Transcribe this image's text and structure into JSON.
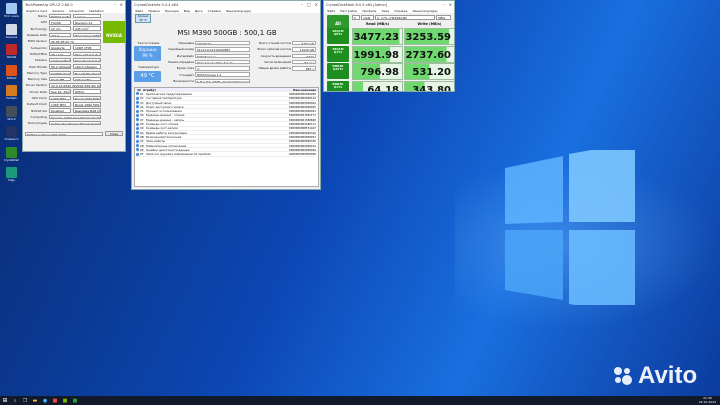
{
  "desktop": {
    "icons": [
      {
        "label": "Этот компьютер",
        "icon": "computer-icon",
        "color": "#9ec9f0"
      },
      {
        "label": "Корзина",
        "icon": "recycle-bin-icon",
        "color": "#d0dbe6"
      },
      {
        "label": "AIDA64",
        "icon": "aida64-icon",
        "color": "#c0282c"
      },
      {
        "label": "3DMark",
        "icon": "3dmark-icon",
        "color": "#e0541a"
      },
      {
        "label": "FurMark",
        "icon": "furmark-icon",
        "color": "#d87a1e"
      },
      {
        "label": "GPU-Z",
        "icon": "gpuz-icon",
        "color": "#444d5a"
      },
      {
        "label": "Cinebench",
        "icon": "cinebench-icon",
        "color": "#223366"
      },
      {
        "label": "CrystalDiskMark",
        "icon": "crystaldiskmark-icon",
        "color": "#2c8a2c"
      },
      {
        "label": "Edge",
        "icon": "edge-icon",
        "color": "#1a9a7a"
      }
    ],
    "watermark": "Avito",
    "watermark_color": "#ffffff"
  },
  "gpuz": {
    "title": "TechPowerUp GPU-Z 2.60.0",
    "tabs": [
      "Graphics Card",
      "Sensors",
      "Advanced",
      "Validation"
    ],
    "rows": [
      {
        "label": "Name",
        "value": "NVIDIA GeForce RTX 2060",
        "extra": "Lookup"
      },
      {
        "label": "GPU",
        "value": "TU106",
        "extra": "Revision A1"
      },
      {
        "label": "Technology",
        "value": "12 nm",
        "extra": "445 mm²"
      },
      {
        "label": "Release Date",
        "value": "2019",
        "extra": "Transistors 10800M"
      },
      {
        "label": "BIOS Version",
        "value": "90.06.3E.00.70"
      },
      {
        "label": "Subvendor",
        "value": "Gigabyte",
        "extra": "10DE 1F08"
      },
      {
        "label": "ROPs/TMUs",
        "value": "48 / 120",
        "extra": "PCIe x16 3.0 @ x16 1.1"
      },
      {
        "label": "Shaders",
        "value": "1920 Unified",
        "extra": "DirectX 12 (12_2)"
      },
      {
        "label": "Pixel Fillrate",
        "value": "80.2 GPixel/s",
        "extra": "160.3 GTexel/s"
      },
      {
        "label": "Memory Type",
        "value": "GDDR6 (Samsung)",
        "extra": "Bus Width 192 bit"
      },
      {
        "label": "Memory Size",
        "value": "6144 MB",
        "extra": "336.0 GB/s"
      },
      {
        "label": "Driver Version",
        "value": "32.0.15.6590 (NVIDIA 565.90) DCH"
      },
      {
        "label": "Driver Date",
        "value": "Sep 26, 2024",
        "extra": "WHQL"
      },
      {
        "label": "GPU Clock",
        "value": "1365 MHz",
        "extra": "Boost 1680 MHz"
      },
      {
        "label": "Default Clock",
        "value": "1365 MHz",
        "extra": "Boost 1680 MHz"
      },
      {
        "label": "NVIDIA SLI",
        "value": "Disabled",
        "extra": "Resizable BAR Disabled"
      },
      {
        "label": "Computing",
        "value": "OpenCL CUDA DirectCompute DirectML"
      },
      {
        "label": "Technologies",
        "value": "Vulkan Ray Tracing PhysX OpenGL 4.6"
      }
    ],
    "selected_card": "NVIDIA GeForce RTX 2060",
    "close_label": "Close",
    "logo": "NVIDIA"
  },
  "cdi": {
    "title": "CrystalDiskInfo 9.4.4 x64",
    "menu": [
      "Файл",
      "Правка",
      "Функции",
      "Вид",
      "Диск",
      "Справка",
      "Язык(Language)"
    ],
    "drive_tab": "Хорошо 49 °C",
    "drive_title": "MSI M390 500GB : 500,1 GB",
    "health_label": "Техсостояние",
    "health_status": "Хорошо",
    "health_percent": "99 %",
    "temp_label": "Температура",
    "temp_value": "49 °C",
    "info": [
      {
        "label": "Прошивка",
        "value": "SHXM023",
        "rlabel": "Всего чтений хостом",
        "rvalue": "8300 GB"
      },
      {
        "label": "Серийный номер",
        "value": "511221121310000865",
        "rlabel": "Всего записей хостом",
        "rvalue": "11028 GB"
      },
      {
        "label": "Интерфейс",
        "value": "NVM Express",
        "rlabel": "Скорость вращения",
        "rvalue": "---- (SSD)"
      },
      {
        "label": "Режим передачи",
        "value": "PCIe 3.0 x4 | PCIe 3.0 x4",
        "rlabel": "Число включений",
        "rvalue": "83 раз"
      },
      {
        "label": "Буква тома",
        "value": "C:",
        "rlabel": "Общее время работы",
        "rvalue": "845 ч"
      },
      {
        "label": "Стандарт",
        "value": "NVM Express 1.4",
        "rlabel": "",
        "rvalue": ""
      },
      {
        "label": "Возможности",
        "value": "S.M.A.R.T., TRIM, VolatileWriteCache",
        "rlabel": "",
        "rvalue": ""
      }
    ],
    "table_headers": [
      "ID",
      "Атрибут",
      "Raw-значения"
    ],
    "attributes": [
      {
        "id": "01",
        "name": "Критические предупреждения",
        "raw": "0000000000000000"
      },
      {
        "id": "02",
        "name": "Составная температура",
        "raw": "0000000000000142"
      },
      {
        "id": "03",
        "name": "Доступный запас",
        "raw": "0000000000000064"
      },
      {
        "id": "04",
        "name": "Порог доступного запаса",
        "raw": "0000000000000005"
      },
      {
        "id": "05",
        "name": "Процент использования",
        "raw": "0000000000000001"
      },
      {
        "id": "06",
        "name": "Единицы данных - чтение",
        "raw": "000000000109AF73"
      },
      {
        "id": "07",
        "name": "Единицы данных - запись",
        "raw": "0000000001589B2E"
      },
      {
        "id": "08",
        "name": "Команды хост-чтения",
        "raw": "0000000009A8E1C4"
      },
      {
        "id": "09",
        "name": "Команды хост-записи",
        "raw": "000000000BF41A97"
      },
      {
        "id": "0A",
        "name": "Время работы контроллера",
        "raw": "00000000000003A6"
      },
      {
        "id": "0B",
        "name": "Включения/отключения",
        "raw": "0000000000000053"
      },
      {
        "id": "0C",
        "name": "Часы работы",
        "raw": "000000000000034D"
      },
      {
        "id": "0D",
        "name": "Небезопасные отключения",
        "raw": "0000000000000014"
      },
      {
        "id": "0E",
        "name": "Ошибки целостности данных",
        "raw": "0000000000000000"
      },
      {
        "id": "0F",
        "name": "Записи в журнале информации об ошибках",
        "raw": "0000000000000000"
      }
    ]
  },
  "cdm": {
    "title": "CrystalDiskMark 8.0.5 x64 [Admin]",
    "menu": [
      "Файл",
      "Настройки",
      "Профиль",
      "Тема",
      "Справка",
      "Язык(Language)"
    ],
    "all_label": "All",
    "count": "5",
    "size": "1GiB",
    "drive": "C: 17% (78/465GiB)",
    "unit": "MB/s",
    "read_header": "Read (MB/s)",
    "write_header": "Write (MB/s)",
    "tests": [
      {
        "line1": "SEQ1M",
        "line2": "Q8T1",
        "read": "3477.23",
        "write": "3253.59",
        "read_fill": 0.95,
        "write_fill": 0.9
      },
      {
        "line1": "SEQ1M",
        "line2": "Q1T1",
        "read": "1991.98",
        "write": "2737.60",
        "read_fill": 0.75,
        "write_fill": 0.85
      },
      {
        "line1": "RND4K",
        "line2": "Q32T1",
        "read": "796.98",
        "write": "531.20",
        "read_fill": 0.55,
        "write_fill": 0.5
      },
      {
        "line1": "RND4K",
        "line2": "Q1T1",
        "read": "64.18",
        "write": "343.80",
        "read_fill": 0.2,
        "write_fill": 0.4
      }
    ]
  },
  "taskbar": {
    "time": "21:46",
    "date": "02.10.2024"
  }
}
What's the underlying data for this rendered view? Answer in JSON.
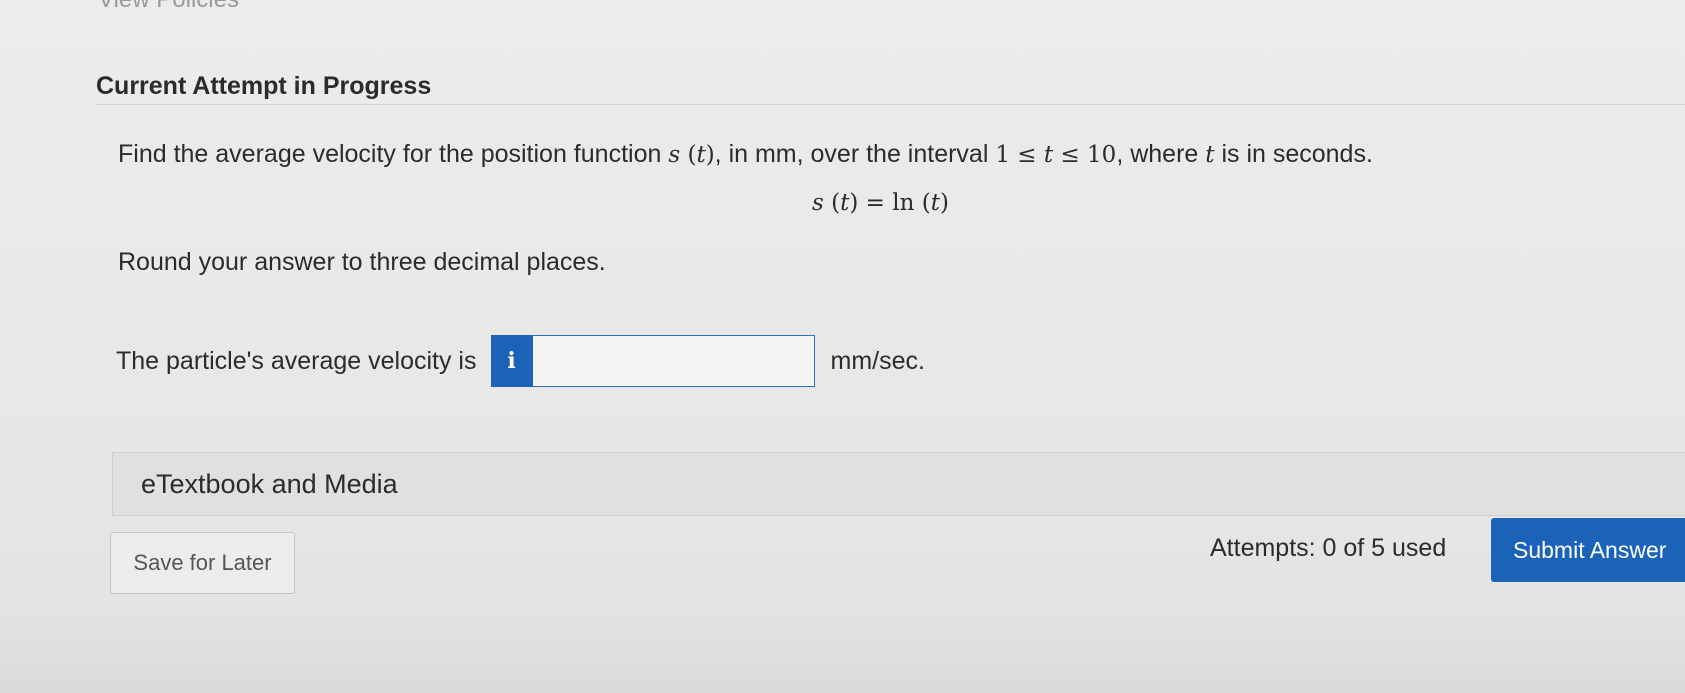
{
  "header": {
    "view_policies": "View Policies",
    "section_title": "Current Attempt in Progress"
  },
  "question": {
    "text_before_fn": "Find the average velocity for the position function ",
    "fn_name": "s",
    "fn_var": "t",
    "text_after_fn": ", in mm, over the interval ",
    "interval_low": "1",
    "interval_var": "t",
    "interval_high": "10",
    "text_where": ", where ",
    "where_var": "t",
    "text_end": " is in seconds.",
    "formula_lhs_fn": "s",
    "formula_lhs_var": "t",
    "formula_rhs_fn": "ln",
    "formula_rhs_var": "t",
    "round_note": "Round your answer to three decimal places."
  },
  "answer": {
    "label": "The particle's average velocity is",
    "info_glyph": "i",
    "value": "",
    "unit": "mm/sec."
  },
  "etextbook": {
    "label": "eTextbook and Media"
  },
  "footer": {
    "save_label": "Save for Later",
    "attempts_text": "Attempts: 0 of 5 used",
    "submit_label": "Submit Answer"
  },
  "colors": {
    "accent": "#1b63b8",
    "background": "#e9e9e7",
    "panel": "#e0e0de"
  },
  "icons": {
    "info": "info-icon"
  }
}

### REQUIRED WORK
In the records above, find each line holding "Clock" and copy it.

### SOLUTION
        "label": "GPU Clock",
        "label": "Default Clock",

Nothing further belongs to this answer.